+++ Records supplied

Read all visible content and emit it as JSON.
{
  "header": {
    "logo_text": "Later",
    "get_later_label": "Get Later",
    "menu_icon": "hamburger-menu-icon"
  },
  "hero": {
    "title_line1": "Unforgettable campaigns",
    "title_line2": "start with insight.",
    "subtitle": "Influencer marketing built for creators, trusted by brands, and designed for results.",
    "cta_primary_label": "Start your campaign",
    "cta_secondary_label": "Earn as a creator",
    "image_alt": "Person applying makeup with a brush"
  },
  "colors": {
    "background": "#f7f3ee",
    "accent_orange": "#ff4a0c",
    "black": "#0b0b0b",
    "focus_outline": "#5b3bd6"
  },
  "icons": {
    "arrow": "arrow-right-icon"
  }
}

++++++

**Set exercise:**
From the data above, show each line that contains "with".

**Solved problem:**
    "title_line2": "start with insight.",
    "image_alt": "Person applying makeup with a brush"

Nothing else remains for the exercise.